**PROBLEM TO WORK ON**
Write out the full listing again, exactly as it stands.

**WORKING DATA**
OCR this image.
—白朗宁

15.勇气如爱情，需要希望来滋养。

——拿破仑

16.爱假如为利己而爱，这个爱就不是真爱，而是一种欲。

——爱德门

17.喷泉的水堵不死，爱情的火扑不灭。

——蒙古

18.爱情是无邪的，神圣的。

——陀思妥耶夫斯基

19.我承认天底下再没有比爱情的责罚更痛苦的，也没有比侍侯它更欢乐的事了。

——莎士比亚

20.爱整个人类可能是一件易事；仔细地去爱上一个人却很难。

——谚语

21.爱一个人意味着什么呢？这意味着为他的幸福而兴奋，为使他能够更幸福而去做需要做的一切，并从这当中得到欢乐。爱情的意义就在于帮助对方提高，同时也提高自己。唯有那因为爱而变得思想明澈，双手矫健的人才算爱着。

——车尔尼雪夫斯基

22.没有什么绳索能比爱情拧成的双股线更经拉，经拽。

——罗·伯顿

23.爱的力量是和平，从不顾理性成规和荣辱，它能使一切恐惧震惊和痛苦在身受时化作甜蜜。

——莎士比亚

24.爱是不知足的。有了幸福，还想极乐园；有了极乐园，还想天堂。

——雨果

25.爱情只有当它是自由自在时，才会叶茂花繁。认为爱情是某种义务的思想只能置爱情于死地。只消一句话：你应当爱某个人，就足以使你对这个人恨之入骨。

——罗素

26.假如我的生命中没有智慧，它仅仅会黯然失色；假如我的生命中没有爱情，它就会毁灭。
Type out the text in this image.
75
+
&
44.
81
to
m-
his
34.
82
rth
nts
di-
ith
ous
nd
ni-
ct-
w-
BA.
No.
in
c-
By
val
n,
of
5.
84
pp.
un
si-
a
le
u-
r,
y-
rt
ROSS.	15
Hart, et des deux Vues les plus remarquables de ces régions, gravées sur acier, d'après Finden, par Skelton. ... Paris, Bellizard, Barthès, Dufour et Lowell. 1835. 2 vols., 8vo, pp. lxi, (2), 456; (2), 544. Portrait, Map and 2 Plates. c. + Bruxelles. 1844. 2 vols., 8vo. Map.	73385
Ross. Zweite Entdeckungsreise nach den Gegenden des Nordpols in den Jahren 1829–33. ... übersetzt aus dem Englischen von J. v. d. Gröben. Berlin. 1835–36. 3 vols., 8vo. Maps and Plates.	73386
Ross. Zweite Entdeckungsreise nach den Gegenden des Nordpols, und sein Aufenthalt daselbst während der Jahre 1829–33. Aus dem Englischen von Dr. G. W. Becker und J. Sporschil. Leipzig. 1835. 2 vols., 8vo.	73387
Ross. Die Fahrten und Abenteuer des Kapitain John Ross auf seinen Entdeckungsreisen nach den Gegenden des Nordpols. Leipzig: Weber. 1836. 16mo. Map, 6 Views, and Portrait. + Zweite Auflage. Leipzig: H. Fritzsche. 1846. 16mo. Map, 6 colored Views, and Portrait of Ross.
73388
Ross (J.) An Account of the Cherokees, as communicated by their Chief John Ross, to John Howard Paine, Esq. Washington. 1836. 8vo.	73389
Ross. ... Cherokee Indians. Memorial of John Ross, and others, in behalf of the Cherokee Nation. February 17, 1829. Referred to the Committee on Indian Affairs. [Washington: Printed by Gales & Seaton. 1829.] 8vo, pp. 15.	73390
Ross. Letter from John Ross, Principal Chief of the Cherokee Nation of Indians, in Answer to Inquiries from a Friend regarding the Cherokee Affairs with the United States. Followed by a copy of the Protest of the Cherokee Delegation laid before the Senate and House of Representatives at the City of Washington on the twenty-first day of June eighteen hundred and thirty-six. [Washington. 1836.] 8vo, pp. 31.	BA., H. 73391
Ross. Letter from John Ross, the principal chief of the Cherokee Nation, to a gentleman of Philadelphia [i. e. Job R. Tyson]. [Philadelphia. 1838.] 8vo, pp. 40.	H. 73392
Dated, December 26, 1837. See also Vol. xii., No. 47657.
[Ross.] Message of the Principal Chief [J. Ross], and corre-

**ANSWER TO THIS PROBLEM**
OCR this image.
—白朗宁

15.勇气如爱情，需要希望来滋养。

——拿破仑

16.爱假如为利己而爱，这个爱就不是真爱，而是一种欲。

——爱德门

17.喷泉的水堵不死，爱情的火扑不灭。

——蒙古

18.爱情是无邪的，神圣的。

——陀思妥耶夫斯基

19.我承认天底下再没有比爱情的责罚更痛苦的，也没有比侍侯它更欢乐的事了。

——莎士比亚

20.爱整个人类可能是一件易事；仔细地去爱上一个人却很难。

——谚语

21.爱一个人意味着什么呢？这意味着为他的幸福而兴奋，为使他能够更幸福而去做需要做的一切，并从这当中得到欢乐。爱情的意义就在于帮助对方提高，同时也提高自己。唯有那因为爱而变得思想明澈，双手矫健的人才算爱着。

——车尔尼雪夫斯基

22.没有什么绳索能比爱情拧成的双股线更经拉，经拽。

——罗·伯顿

23.爱的力量是和平，从不顾理性成规和荣辱，它能使一切恐惧震惊和痛苦在身受时化作甜蜜。

——莎士比亚

24.爱是不知足的。有了幸福，还想极乐园；有了极乐园，还想天堂。

——雨果

25.爱情只有当它是自由自在时，才会叶茂花繁。认为爱情是某种义务的思想只能置爱情于死地。只消一句话：你应当爱某个人，就足以使你对这个人恨之入骨。

——罗素

26.假如我的生命中没有智慧，它仅仅会黯然失色；假如我的生命中没有爱情，它就会毁灭。
Type out the text in this image.
75
+
&
44.
81
to
m-
his
34.
82
rth
nts
di-
ith
ous
nd
ni-
ct-
w-
BA.
No.
in
c-
By
val
n,
of
5.
84
pp.
un
si-
a
le
u-
r,
y-
rt
ROSS.	15
Hart, et des deux Vues les plus remarquables de ces régions, gravées sur acier, d'après Finden, par Skelton. ... Paris, Bellizard, Barthès, Dufour et Lowell. 1835. 2 vols., 8vo, pp. lxi, (2), 456; (2), 544. Portrait, Map and 2 Plates. c. + Bruxelles. 1844. 2 vols., 8vo. Map.	73385
Ross. Zweite Entdeckungsreise nach den Gegenden des Nordpols in den Jahren 1829–33. ... übersetzt aus dem Englischen von J. v. d. Gröben. Berlin. 1835–36. 3 vols., 8vo. Maps and Plates.	73386
Ross. Zweite Entdeckungsreise nach den Gegenden des Nordpols, und sein Aufenthalt daselbst während der Jahre 1829–33. Aus dem Englischen von Dr. G. W. Becker und J. Sporschil. Leipzig. 1835. 2 vols., 8vo.	73387
Ross. Die Fahrten und Abenteuer des Kapitain John Ross auf seinen Entdeckungsreisen nach den Gegenden des Nordpols. Leipzig: Weber. 1836. 16mo. Map, 6 Views, and Portrait. + Zweite Auflage. Leipzig: H. Fritzsche. 1846. 16mo. Map, 6 colored Views, and Portrait of Ross.
73388
Ross (J.) An Account of the Cherokees, as communicated by their Chief John Ross, to John Howard Paine, Esq. Washington. 1836. 8vo.	73389
Ross. ... Cherokee Indians. Memorial of John Ross, and others, in behalf of the Cherokee Nation. February 17, 1829. Referred to the Committee on Indian Affairs. [Washington: Printed by Gales & Seaton. 1829.] 8vo, pp. 15.	73390
Ross. Letter from John Ross, Principal Chief of the Cherokee Nation of Indians, in Answer to Inquiries from a Friend regarding the Cherokee Affairs with the United States. Followed by a copy of the Protest of the Cherokee Delegation laid before the Senate and House of Representatives at the City of Washington on the twenty-first day of June eighteen hundred and thirty-six. [Washington. 1836.] 8vo, pp. 31.	BA., H. 73391
Ross. Letter from John Ross, the principal chief of the Cherokee Nation, to a gentleman of Philadelphia [i. e. Job R. Tyson]. [Philadelphia. 1838.] 8vo, pp. 40.	H. 73392
Dated, December 26, 1837. See also Vol. xii., No. 47657.
[Ross.] Message of the Principal Chief [J. Ross], and corre-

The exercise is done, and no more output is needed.